=== Short problem ===
Pull out the lines from the one containing "Give me a plain-text" through the final line of the listing below and repeat them exactly. Leave the pictures behind.

=== Data entries ===
# # # #

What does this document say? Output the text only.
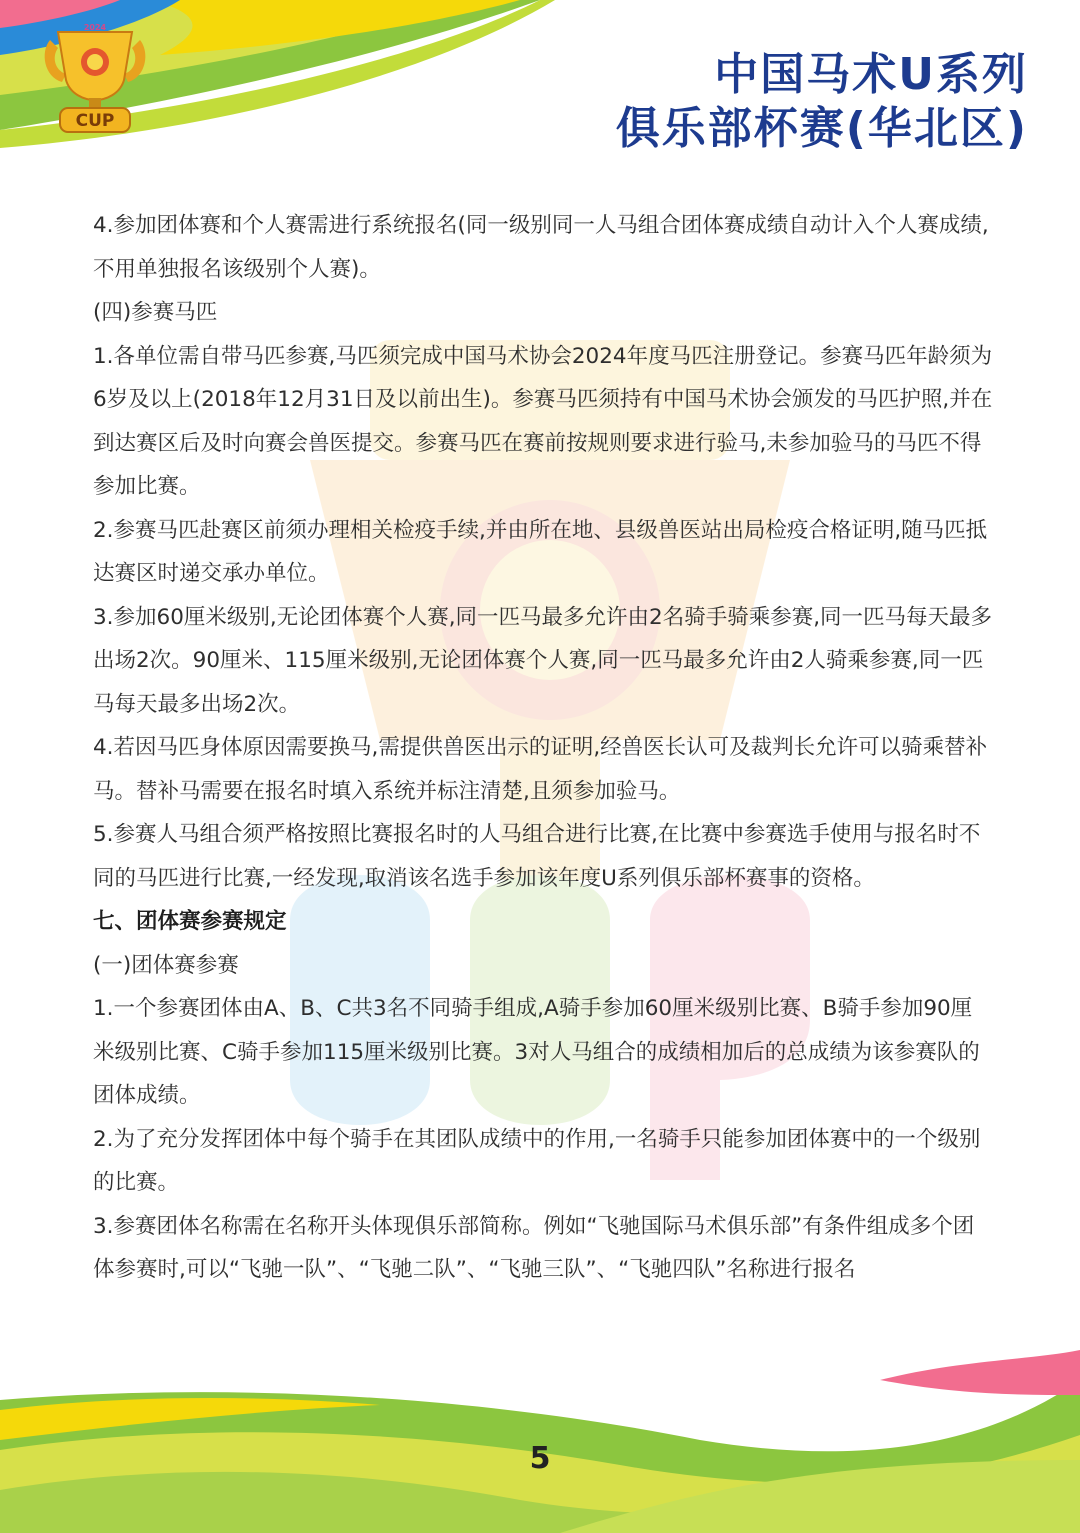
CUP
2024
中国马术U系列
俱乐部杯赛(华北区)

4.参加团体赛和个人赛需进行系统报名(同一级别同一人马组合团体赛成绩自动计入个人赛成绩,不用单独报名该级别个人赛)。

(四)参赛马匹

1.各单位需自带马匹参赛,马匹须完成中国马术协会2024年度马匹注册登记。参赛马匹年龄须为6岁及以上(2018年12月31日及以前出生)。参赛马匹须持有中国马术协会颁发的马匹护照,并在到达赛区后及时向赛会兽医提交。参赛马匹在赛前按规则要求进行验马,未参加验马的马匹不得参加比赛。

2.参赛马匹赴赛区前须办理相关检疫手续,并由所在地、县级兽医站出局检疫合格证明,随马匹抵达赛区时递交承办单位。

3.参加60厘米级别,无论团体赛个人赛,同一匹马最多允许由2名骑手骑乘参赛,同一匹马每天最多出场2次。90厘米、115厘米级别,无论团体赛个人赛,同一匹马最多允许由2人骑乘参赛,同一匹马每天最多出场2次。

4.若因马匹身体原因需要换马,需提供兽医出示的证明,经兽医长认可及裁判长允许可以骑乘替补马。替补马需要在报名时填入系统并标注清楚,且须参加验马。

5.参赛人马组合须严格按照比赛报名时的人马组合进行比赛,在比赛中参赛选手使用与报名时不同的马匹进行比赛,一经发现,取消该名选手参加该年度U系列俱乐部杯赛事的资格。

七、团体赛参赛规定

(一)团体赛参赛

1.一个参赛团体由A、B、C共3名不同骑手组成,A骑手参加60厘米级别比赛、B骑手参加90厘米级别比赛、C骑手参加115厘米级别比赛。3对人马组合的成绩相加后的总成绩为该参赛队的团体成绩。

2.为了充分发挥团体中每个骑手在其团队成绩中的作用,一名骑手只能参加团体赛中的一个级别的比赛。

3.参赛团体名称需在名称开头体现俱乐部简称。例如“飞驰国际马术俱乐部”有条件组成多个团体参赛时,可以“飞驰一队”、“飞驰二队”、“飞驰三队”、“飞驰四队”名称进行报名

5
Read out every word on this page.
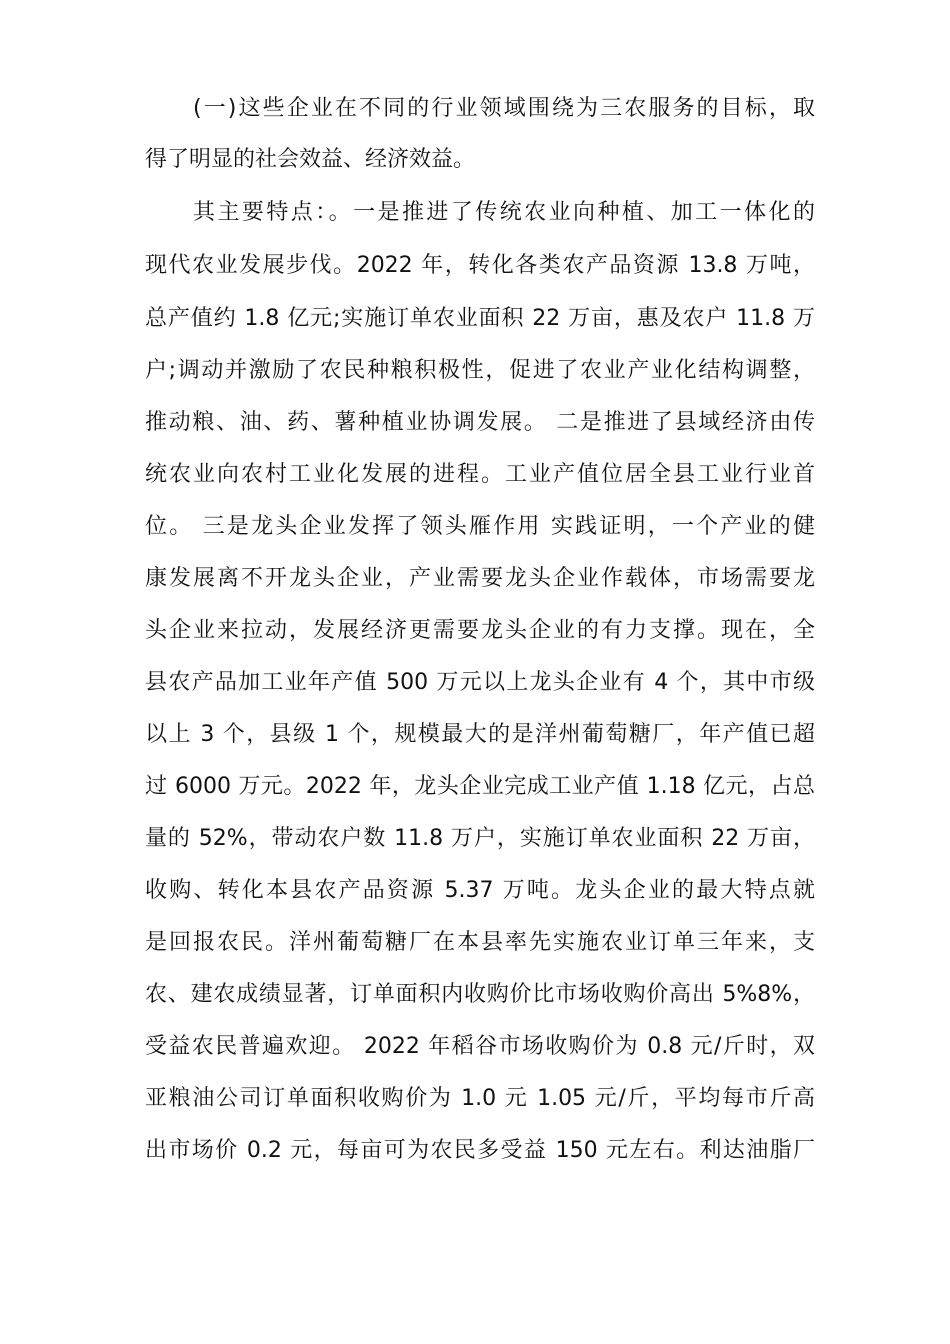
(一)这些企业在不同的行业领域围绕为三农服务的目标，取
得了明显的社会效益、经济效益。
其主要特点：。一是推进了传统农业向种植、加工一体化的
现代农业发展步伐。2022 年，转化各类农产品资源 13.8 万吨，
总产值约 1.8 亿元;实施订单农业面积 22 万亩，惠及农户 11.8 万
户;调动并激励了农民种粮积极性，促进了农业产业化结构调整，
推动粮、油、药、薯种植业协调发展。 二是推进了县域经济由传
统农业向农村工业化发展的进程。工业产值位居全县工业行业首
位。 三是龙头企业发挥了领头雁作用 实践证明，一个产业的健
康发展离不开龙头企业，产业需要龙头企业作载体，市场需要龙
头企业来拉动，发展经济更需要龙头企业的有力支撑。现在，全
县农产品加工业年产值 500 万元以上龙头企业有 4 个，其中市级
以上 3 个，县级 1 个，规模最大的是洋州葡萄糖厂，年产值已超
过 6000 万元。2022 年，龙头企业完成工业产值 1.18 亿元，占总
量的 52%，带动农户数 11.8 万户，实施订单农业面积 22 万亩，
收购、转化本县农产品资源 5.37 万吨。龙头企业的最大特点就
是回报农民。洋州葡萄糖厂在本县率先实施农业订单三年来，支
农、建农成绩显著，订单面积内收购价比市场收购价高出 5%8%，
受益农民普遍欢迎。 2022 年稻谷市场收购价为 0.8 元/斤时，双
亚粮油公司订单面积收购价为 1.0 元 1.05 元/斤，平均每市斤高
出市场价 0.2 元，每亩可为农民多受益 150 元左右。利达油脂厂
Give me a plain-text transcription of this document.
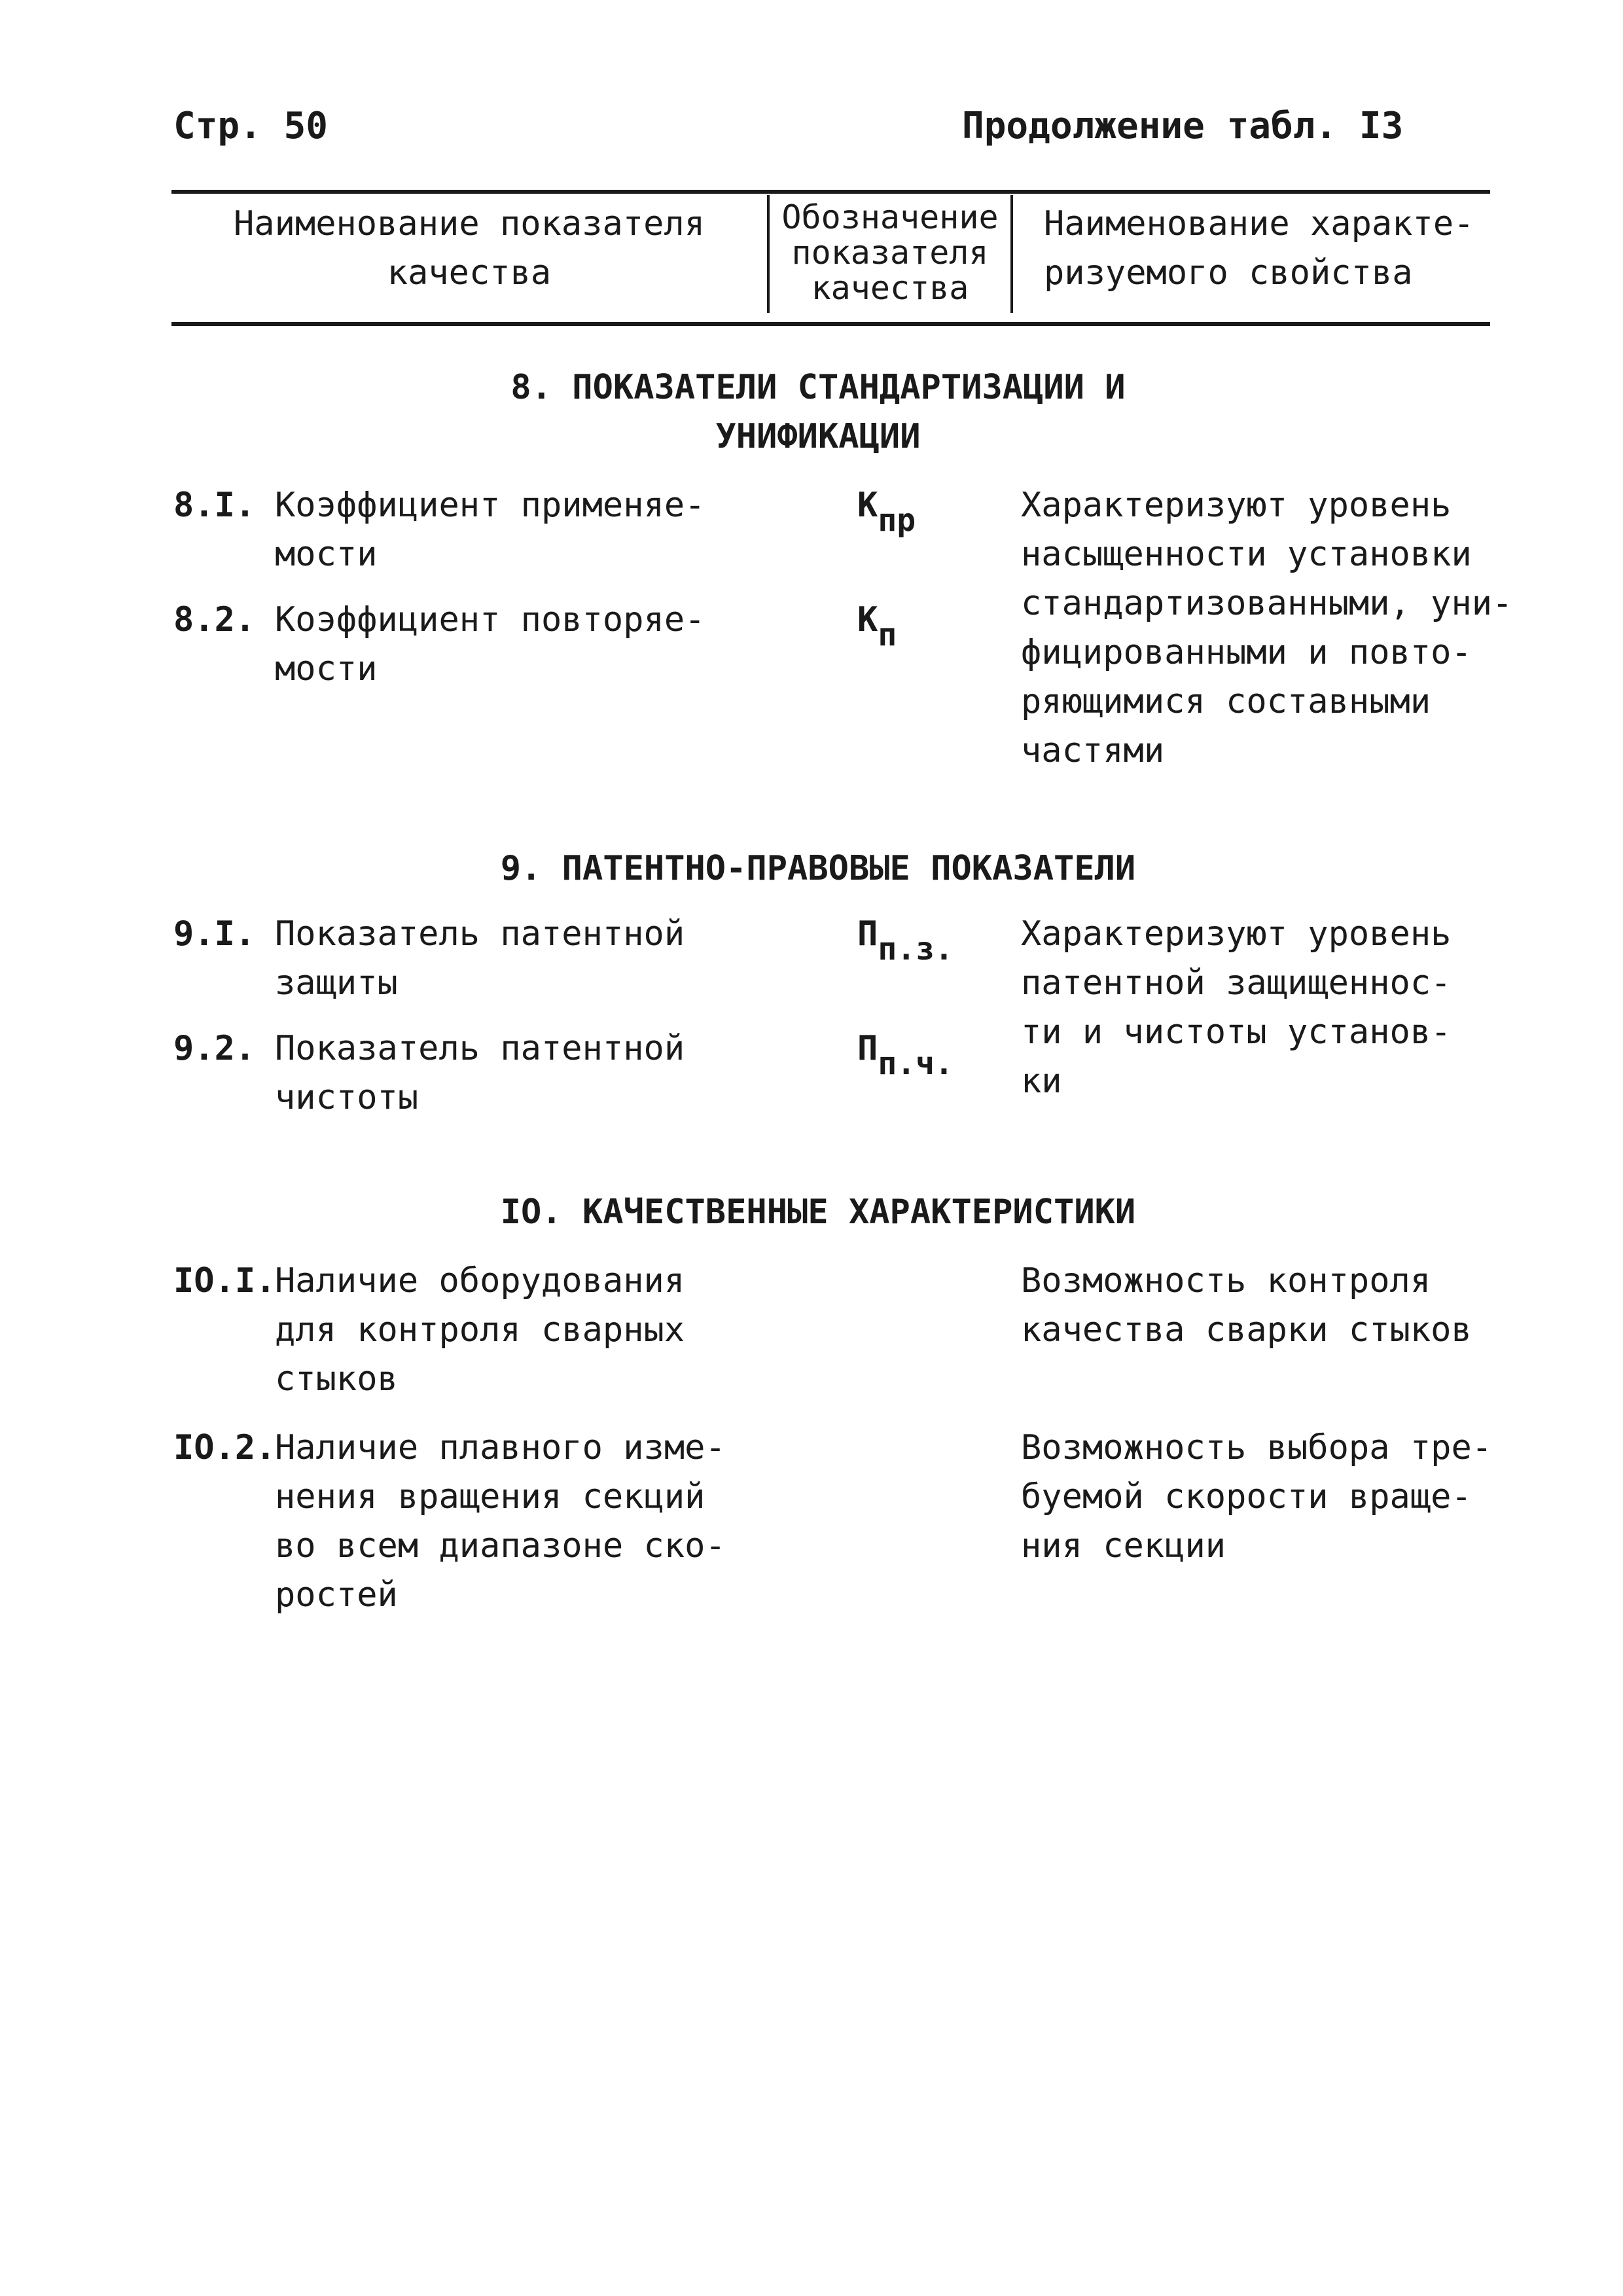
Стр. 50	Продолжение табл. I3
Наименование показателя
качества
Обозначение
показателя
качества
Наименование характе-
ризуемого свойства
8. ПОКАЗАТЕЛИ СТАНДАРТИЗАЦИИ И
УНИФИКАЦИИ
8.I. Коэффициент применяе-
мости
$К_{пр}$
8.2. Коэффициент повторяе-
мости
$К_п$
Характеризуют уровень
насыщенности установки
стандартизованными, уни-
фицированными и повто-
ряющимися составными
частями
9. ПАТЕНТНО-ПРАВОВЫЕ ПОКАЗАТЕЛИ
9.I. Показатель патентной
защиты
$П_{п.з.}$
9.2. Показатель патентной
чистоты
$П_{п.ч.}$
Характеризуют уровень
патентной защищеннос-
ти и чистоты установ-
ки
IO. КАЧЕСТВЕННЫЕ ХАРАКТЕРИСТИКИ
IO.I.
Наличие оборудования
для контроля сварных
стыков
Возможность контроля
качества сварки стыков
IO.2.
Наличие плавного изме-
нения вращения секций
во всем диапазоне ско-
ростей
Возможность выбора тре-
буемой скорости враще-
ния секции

# # # #

=== Output for this task ===
Give me a plain-text transcription of this document.
Стр. 50	Продолжение табл. I3
Наименование показателя
качества
Обозначение
показателя
качества
Наименование характе-
ризуемого свойства
8. ПОКАЗАТЕЛИ СТАНДАРТИЗАЦИИ И
УНИФИКАЦИИ
8.I. Коэффициент применяе-
мости
$К_{пр}$
8.2. Коэффициент повторяе-
мости
$К_п$
Характеризуют уровень
насыщенности установки
стандартизованными, уни-
фицированными и повто-
ряющимися составными
частями
9. ПАТЕНТНО-ПРАВОВЫЕ ПОКАЗАТЕЛИ
9.I. Показатель патентной
защиты
$П_{п.з.}$
9.2. Показатель патентной
чистоты
$П_{п.ч.}$
Характеризуют уровень
патентной защищеннос-
ти и чистоты установ-
ки
IO. КАЧЕСТВЕННЫЕ ХАРАКТЕРИСТИКИ
IO.I.
Наличие оборудования
для контроля сварных
стыков
Возможность контроля
качества сварки стыков
IO.2.
Наличие плавного изме-
нения вращения секций
во всем диапазоне ско-
ростей
Возможность выбора тре-
буемой скорости враще-
ния секции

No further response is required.